— start of Records shown —
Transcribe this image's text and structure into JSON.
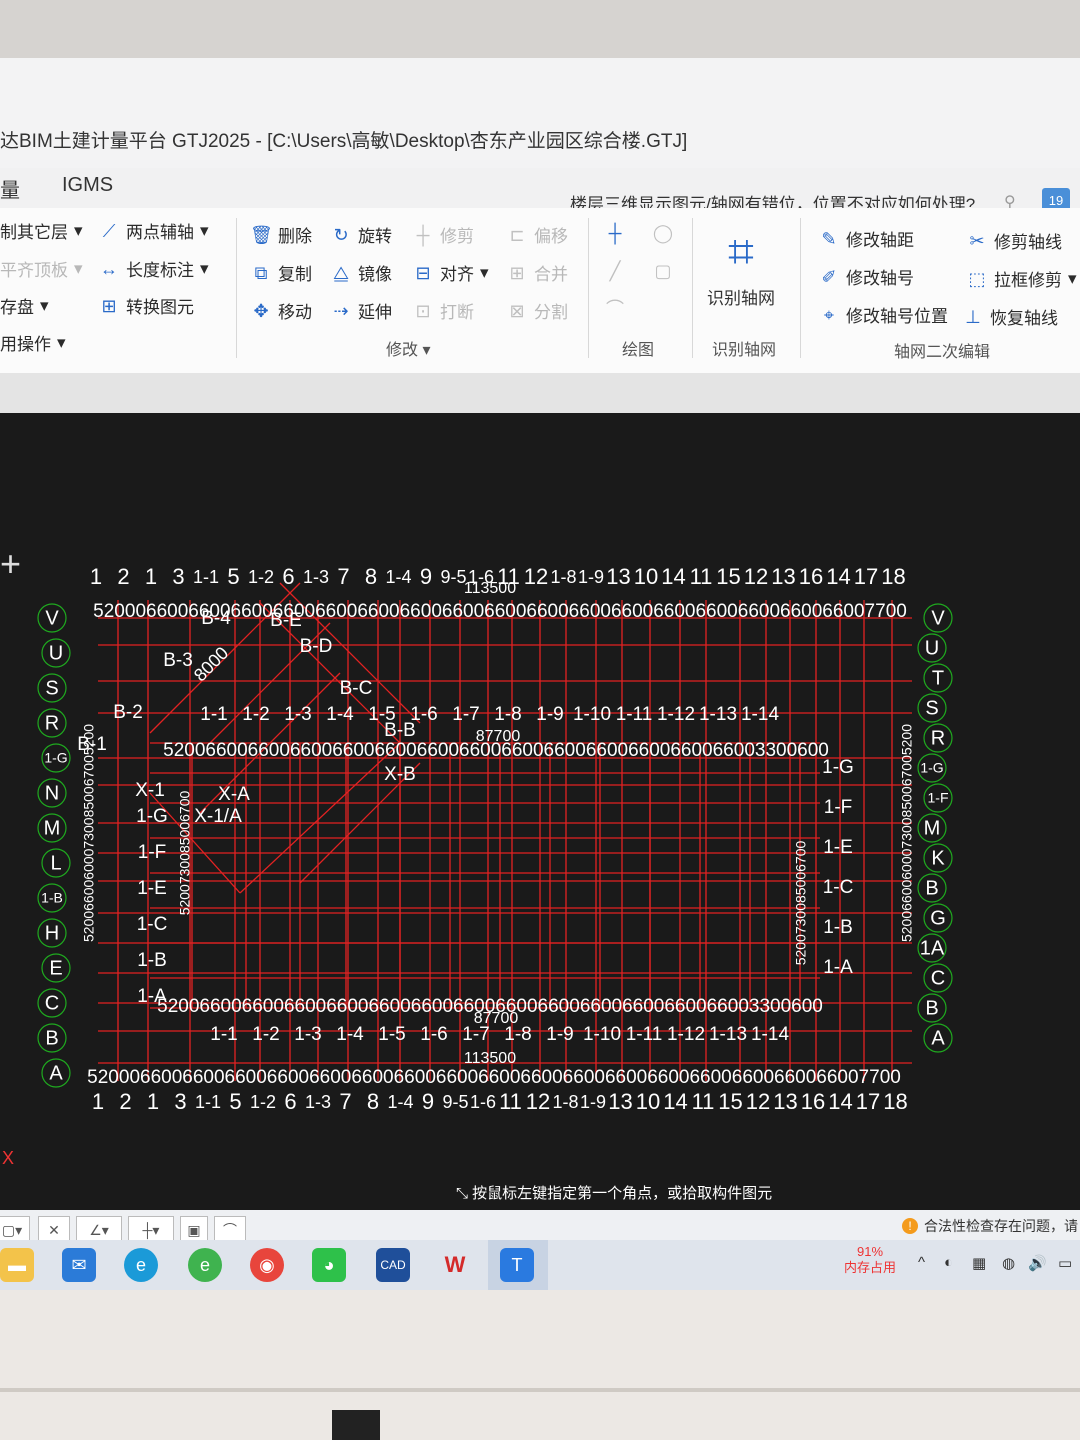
{
  "window": {
    "title": "达BIM土建计量平台 GTJ2025 - [C:\\Users\\高敏\\Desktop\\杏东产业园区综合楼.GTJ]"
  },
  "menu": {
    "items": [
      "量",
      "IGMS"
    ]
  },
  "help": {
    "question": "楼层三维显示图元/轴网有错位，位置不对应如何处理?",
    "user_badge": "19"
  },
  "ribbon": {
    "left_col": [
      "制其它层",
      "平齐顶板",
      "存盘",
      "用操作"
    ],
    "aux": {
      "two_point_axis": "两点辅轴",
      "length_dim": "长度标注",
      "convert": "转换图元"
    },
    "modify": {
      "delete": "删除",
      "rotate": "旋转",
      "trim": "修剪",
      "offset": "偏移",
      "copy": "复制",
      "mirror": "镜像",
      "align": "对齐",
      "merge": "合并",
      "move": "移动",
      "extend": "延伸",
      "break": "打断",
      "split": "分割",
      "group_label": "修改"
    },
    "draw": {
      "group_label": "绘图"
    },
    "identify": {
      "button": "识别轴网",
      "group_label": "识别轴网"
    },
    "axis_edit": {
      "modify_spacing": "修改轴距",
      "trim_axis": "修剪轴线",
      "modify_number": "修改轴号",
      "box_trim": "拉框修剪",
      "modify_number_pos": "修改轴号位置",
      "restore_axis": "恢复轴线",
      "group_label": "轴网二次编辑"
    }
  },
  "canvas": {
    "top_axis_labels": [
      "1",
      "2",
      "1",
      "3",
      "1-1",
      "5",
      "1-2",
      "6",
      "1-3",
      "7",
      "8",
      "1-4",
      "9",
      "9-5",
      "1-6",
      "11",
      "12",
      "1-8",
      "1-9",
      "13",
      "10",
      "14",
      "11",
      "15",
      "12",
      "13",
      "16",
      "14",
      "17",
      "18"
    ],
    "left_axis_labels": [
      "V",
      "U",
      "S",
      "R",
      "1-G",
      "N",
      "M",
      "L",
      "1-B",
      "H",
      "E",
      "C",
      "B",
      "A"
    ],
    "right_axis_labels": [
      "V",
      "U",
      "T",
      "S",
      "R",
      "1-G",
      "1-F",
      "M",
      "K",
      "B",
      "G",
      "1A",
      "C",
      "B",
      "A"
    ],
    "inner_axis_labels": [
      "1-1",
      "1-2",
      "1-3",
      "1-4",
      "1-5",
      "1-6",
      "1-7",
      "1-8",
      "1-9",
      "1-10",
      "1-11",
      "1-12",
      "1-13",
      "1-14"
    ],
    "inner_row_labels": [
      "1-G",
      "1-F",
      "1-E",
      "1-C",
      "1-B",
      "1-A"
    ],
    "diag_labels": [
      "B-4",
      "B-E",
      "B-D",
      "B-3",
      "B-C",
      "B-2",
      "B-B",
      "B-1",
      "X-A",
      "X-1",
      "X-1/A",
      "X-B"
    ],
    "dim_top": "52000660066006600660066006600660066006600660066006600660066006600660066007700",
    "dim_top_total": "113500",
    "dim_inner": "520066006600660066006600660066006600660066006600660066003300600",
    "dim_inner_total": "87700",
    "dim_left": "5200660060007300850067005200",
    "dim_right": "5200730085006700",
    "dim_diag": "8000"
  },
  "status": {
    "prompt": "按鼠标左键指定第一个角点，或拾取构件图元"
  },
  "warning": {
    "text": "合法性检查存在问题，请"
  },
  "taskbar": {
    "memory_percent": "91%",
    "memory_label": "内存占用"
  },
  "colors": {
    "grid": "#e32222",
    "axis_circle": "#1faa1f",
    "canvas_bg": "#1a1a1a",
    "accent": "#2a6ac8"
  }
}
— end of Records shown —
#### Your goal:
Scan the lines for the string "text". Copy out each line that matches.

#### Task solution:
Transcribe this image's text and structure into JSON.
    "text": "合法性检查存在问题，请"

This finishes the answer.